Extracted records:
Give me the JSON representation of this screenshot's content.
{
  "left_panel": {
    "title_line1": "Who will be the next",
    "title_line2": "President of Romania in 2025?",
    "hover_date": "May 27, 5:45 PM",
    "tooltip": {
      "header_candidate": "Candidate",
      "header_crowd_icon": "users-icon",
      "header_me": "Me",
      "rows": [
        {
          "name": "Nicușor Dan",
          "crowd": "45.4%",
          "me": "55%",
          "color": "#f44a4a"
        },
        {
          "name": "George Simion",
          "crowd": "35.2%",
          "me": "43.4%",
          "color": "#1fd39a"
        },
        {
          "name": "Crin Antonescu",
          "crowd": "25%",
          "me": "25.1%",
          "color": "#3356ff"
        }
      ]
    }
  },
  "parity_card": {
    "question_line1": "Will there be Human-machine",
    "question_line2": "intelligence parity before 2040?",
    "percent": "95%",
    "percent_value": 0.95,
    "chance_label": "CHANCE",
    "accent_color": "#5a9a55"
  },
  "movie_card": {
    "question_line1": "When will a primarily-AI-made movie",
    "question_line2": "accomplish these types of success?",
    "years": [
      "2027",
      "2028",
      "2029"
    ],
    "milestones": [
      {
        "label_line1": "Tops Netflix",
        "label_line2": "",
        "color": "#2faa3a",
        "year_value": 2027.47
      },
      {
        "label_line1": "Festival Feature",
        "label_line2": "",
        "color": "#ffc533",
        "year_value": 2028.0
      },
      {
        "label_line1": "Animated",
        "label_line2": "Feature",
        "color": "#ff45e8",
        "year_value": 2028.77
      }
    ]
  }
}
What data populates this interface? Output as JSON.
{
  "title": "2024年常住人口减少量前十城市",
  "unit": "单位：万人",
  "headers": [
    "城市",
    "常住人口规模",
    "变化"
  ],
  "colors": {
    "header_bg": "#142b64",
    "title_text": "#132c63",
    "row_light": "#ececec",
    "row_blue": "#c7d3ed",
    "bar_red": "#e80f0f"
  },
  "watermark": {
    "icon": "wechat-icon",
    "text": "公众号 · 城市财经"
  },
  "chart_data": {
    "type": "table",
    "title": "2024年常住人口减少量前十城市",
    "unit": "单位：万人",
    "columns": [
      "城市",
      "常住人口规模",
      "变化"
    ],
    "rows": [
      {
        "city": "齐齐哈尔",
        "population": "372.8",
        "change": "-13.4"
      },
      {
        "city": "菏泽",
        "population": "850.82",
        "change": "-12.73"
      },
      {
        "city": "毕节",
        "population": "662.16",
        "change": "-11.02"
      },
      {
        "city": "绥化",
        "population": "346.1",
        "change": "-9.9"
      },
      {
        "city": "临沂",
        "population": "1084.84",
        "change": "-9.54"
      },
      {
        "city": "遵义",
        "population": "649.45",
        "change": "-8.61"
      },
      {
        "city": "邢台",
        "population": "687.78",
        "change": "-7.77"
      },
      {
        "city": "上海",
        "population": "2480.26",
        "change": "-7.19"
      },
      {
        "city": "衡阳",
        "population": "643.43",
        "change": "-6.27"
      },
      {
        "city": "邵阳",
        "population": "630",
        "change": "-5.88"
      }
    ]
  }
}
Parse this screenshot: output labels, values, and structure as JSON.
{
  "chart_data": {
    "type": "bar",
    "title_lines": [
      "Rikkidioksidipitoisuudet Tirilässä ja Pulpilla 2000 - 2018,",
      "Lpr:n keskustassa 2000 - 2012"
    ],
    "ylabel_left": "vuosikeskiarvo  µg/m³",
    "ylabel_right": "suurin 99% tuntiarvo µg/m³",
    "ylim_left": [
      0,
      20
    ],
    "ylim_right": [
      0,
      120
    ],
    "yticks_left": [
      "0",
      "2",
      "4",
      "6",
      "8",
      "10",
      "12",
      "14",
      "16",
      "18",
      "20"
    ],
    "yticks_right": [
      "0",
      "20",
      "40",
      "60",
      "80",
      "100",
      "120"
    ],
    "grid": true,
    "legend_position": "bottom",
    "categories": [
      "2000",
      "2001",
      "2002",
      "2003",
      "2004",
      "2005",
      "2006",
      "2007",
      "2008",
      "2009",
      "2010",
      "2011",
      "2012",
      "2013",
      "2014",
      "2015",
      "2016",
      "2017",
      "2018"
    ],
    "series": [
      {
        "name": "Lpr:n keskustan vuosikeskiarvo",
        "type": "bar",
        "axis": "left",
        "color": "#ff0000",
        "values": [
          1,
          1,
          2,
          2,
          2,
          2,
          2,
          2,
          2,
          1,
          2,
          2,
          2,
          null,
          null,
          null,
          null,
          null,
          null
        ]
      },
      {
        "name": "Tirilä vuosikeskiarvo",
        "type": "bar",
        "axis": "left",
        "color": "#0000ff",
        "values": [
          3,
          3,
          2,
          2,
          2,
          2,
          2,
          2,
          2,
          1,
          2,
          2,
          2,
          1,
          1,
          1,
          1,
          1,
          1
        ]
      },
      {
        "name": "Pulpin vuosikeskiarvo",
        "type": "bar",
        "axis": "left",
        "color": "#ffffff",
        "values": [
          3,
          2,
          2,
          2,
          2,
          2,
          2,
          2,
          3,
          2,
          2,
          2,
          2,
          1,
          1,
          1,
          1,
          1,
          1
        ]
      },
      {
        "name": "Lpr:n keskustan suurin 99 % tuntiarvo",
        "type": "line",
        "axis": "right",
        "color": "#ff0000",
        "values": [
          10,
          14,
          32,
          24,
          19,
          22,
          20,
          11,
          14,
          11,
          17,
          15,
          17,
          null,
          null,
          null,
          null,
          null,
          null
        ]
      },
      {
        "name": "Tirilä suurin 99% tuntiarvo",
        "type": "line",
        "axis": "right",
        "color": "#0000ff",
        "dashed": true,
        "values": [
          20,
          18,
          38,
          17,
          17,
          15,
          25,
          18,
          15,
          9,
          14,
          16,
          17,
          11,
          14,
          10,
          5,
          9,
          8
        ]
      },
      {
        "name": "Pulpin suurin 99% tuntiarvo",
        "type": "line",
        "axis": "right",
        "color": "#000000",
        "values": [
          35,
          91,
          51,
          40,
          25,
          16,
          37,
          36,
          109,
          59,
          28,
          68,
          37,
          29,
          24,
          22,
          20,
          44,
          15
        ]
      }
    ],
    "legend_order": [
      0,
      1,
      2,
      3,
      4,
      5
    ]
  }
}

▸ **OBJECTIVE**
Print the entries exactly. Include every one.

▸ **SOLUTION TO THIS PROBLEM**
Give me the JSON representation of this screenshot's content.
{
  "left_panel": {
    "title_line1": "Who will be the next",
    "title_line2": "President of Romania in 2025?",
    "hover_date": "May 27, 5:45 PM",
    "tooltip": {
      "header_candidate": "Candidate",
      "header_crowd_icon": "users-icon",
      "header_me": "Me",
      "rows": [
        {
          "name": "Nicușor Dan",
          "crowd": "45.4%",
          "me": "55%",
          "color": "#f44a4a"
        },
        {
          "name": "George Simion",
          "crowd": "35.2%",
          "me": "43.4%",
          "color": "#1fd39a"
        },
        {
          "name": "Crin Antonescu",
          "crowd": "25%",
          "me": "25.1%",
          "color": "#3356ff"
        }
      ]
    }
  },
  "parity_card": {
    "question_line1": "Will there be Human-machine",
    "question_line2": "intelligence parity before 2040?",
    "percent": "95%",
    "percent_value": 0.95,
    "chance_label": "CHANCE",
    "accent_color": "#5a9a55"
  },
  "movie_card": {
    "question_line1": "When will a primarily-AI-made movie",
    "question_line2": "accomplish these types of success?",
    "years": [
      "2027",
      "2028",
      "2029"
    ],
    "milestones": [
      {
        "label_line1": "Tops Netflix",
        "label_line2": "",
        "color": "#2faa3a",
        "year_value": 2027.47
      },
      {
        "label_line1": "Festival Feature",
        "label_line2": "",
        "color": "#ffc533",
        "year_value": 2028.0
      },
      {
        "label_line1": "Animated",
        "label_line2": "Feature",
        "color": "#ff45e8",
        "year_value": 2028.77
      }
    ]
  }
}
What data populates this interface? Output as JSON.
{
  "title": "2024年常住人口减少量前十城市",
  "unit": "单位：万人",
  "headers": [
    "城市",
    "常住人口规模",
    "变化"
  ],
  "colors": {
    "header_bg": "#142b64",
    "title_text": "#132c63",
    "row_light": "#ececec",
    "row_blue": "#c7d3ed",
    "bar_red": "#e80f0f"
  },
  "watermark": {
    "icon": "wechat-icon",
    "text": "公众号 · 城市财经"
  },
  "chart_data": {
    "type": "table",
    "title": "2024年常住人口减少量前十城市",
    "unit": "单位：万人",
    "columns": [
      "城市",
      "常住人口规模",
      "变化"
    ],
    "rows": [
      {
        "city": "齐齐哈尔",
        "population": "372.8",
        "change": "-13.4"
      },
      {
        "city": "菏泽",
        "population": "850.82",
        "change": "-12.73"
      },
      {
        "city": "毕节",
        "population": "662.16",
        "change": "-11.02"
      },
      {
        "city": "绥化",
        "population": "346.1",
        "change": "-9.9"
      },
      {
        "city": "临沂",
        "population": "1084.84",
        "change": "-9.54"
      },
      {
        "city": "遵义",
        "population": "649.45",
        "change": "-8.61"
      },
      {
        "city": "邢台",
        "population": "687.78",
        "change": "-7.77"
      },
      {
        "city": "上海",
        "population": "2480.26",
        "change": "-7.19"
      },
      {
        "city": "衡阳",
        "population": "643.43",
        "change": "-6.27"
      },
      {
        "city": "邵阳",
        "population": "630",
        "change": "-5.88"
      }
    ]
  }
}
Parse this screenshot: output labels, values, and structure as JSON.
{
  "chart_data": {
    "type": "bar",
    "title_lines": [
      "Rikkidioksidipitoisuudet Tirilässä ja Pulpilla 2000 - 2018,",
      "Lpr:n keskustassa 2000 - 2012"
    ],
    "ylabel_left": "vuosikeskiarvo  µg/m³",
    "ylabel_right": "suurin 99% tuntiarvo µg/m³",
    "ylim_left": [
      0,
      20
    ],
    "ylim_right": [
      0,
      120
    ],
    "yticks_left": [
      "0",
      "2",
      "4",
      "6",
      "8",
      "10",
      "12",
      "14",
      "16",
      "18",
      "20"
    ],
    "yticks_right": [
      "0",
      "20",
      "40",
      "60",
      "80",
      "100",
      "120"
    ],
    "grid": true,
    "legend_position": "bottom",
    "categories": [
      "2000",
      "2001",
      "2002",
      "2003",
      "2004",
      "2005",
      "2006",
      "2007",
      "2008",
      "2009",
      "2010",
      "2011",
      "2012",
      "2013",
      "2014",
      "2015",
      "2016",
      "2017",
      "2018"
    ],
    "series": [
      {
        "name": "Lpr:n keskustan vuosikeskiarvo",
        "type": "bar",
        "axis": "left",
        "color": "#ff0000",
        "values": [
          1,
          1,
          2,
          2,
          2,
          2,
          2,
          2,
          2,
          1,
          2,
          2,
          2,
          null,
          null,
          null,
          null,
          null,
          null
        ]
      },
      {
        "name": "Tirilä vuosikeskiarvo",
        "type": "bar",
        "axis": "left",
        "color": "#0000ff",
        "values": [
          3,
          3,
          2,
          2,
          2,
          2,
          2,
          2,
          2,
          1,
          2,
          2,
          2,
          1,
          1,
          1,
          1,
          1,
          1
        ]
      },
      {
        "name": "Pulpin vuosikeskiarvo",
        "type": "bar",
        "axis": "left",
        "color": "#ffffff",
        "values": [
          3,
          2,
          2,
          2,
          2,
          2,
          2,
          2,
          3,
          2,
          2,
          2,
          2,
          1,
          1,
          1,
          1,
          1,
          1
        ]
      },
      {
        "name": "Lpr:n keskustan suurin 99 % tuntiarvo",
        "type": "line",
        "axis": "right",
        "color": "#ff0000",
        "values": [
          10,
          14,
          32,
          24,
          19,
          22,
          20,
          11,
          14,
          11,
          17,
          15,
          17,
          null,
          null,
          null,
          null,
          null,
          null
        ]
      },
      {
        "name": "Tirilä suurin 99% tuntiarvo",
        "type": "line",
        "axis": "right",
        "color": "#0000ff",
        "dashed": true,
        "values": [
          20,
          18,
          38,
          17,
          17,
          15,
          25,
          18,
          15,
          9,
          14,
          16,
          17,
          11,
          14,
          10,
          5,
          9,
          8
        ]
      },
      {
        "name": "Pulpin suurin 99% tuntiarvo",
        "type": "line",
        "axis": "right",
        "color": "#000000",
        "values": [
          35,
          91,
          51,
          40,
          25,
          16,
          37,
          36,
          109,
          59,
          28,
          68,
          37,
          29,
          24,
          22,
          20,
          44,
          15
        ]
      }
    ],
    "legend_order": [
      0,
      1,
      2,
      3,
      4,
      5
    ]
  }
}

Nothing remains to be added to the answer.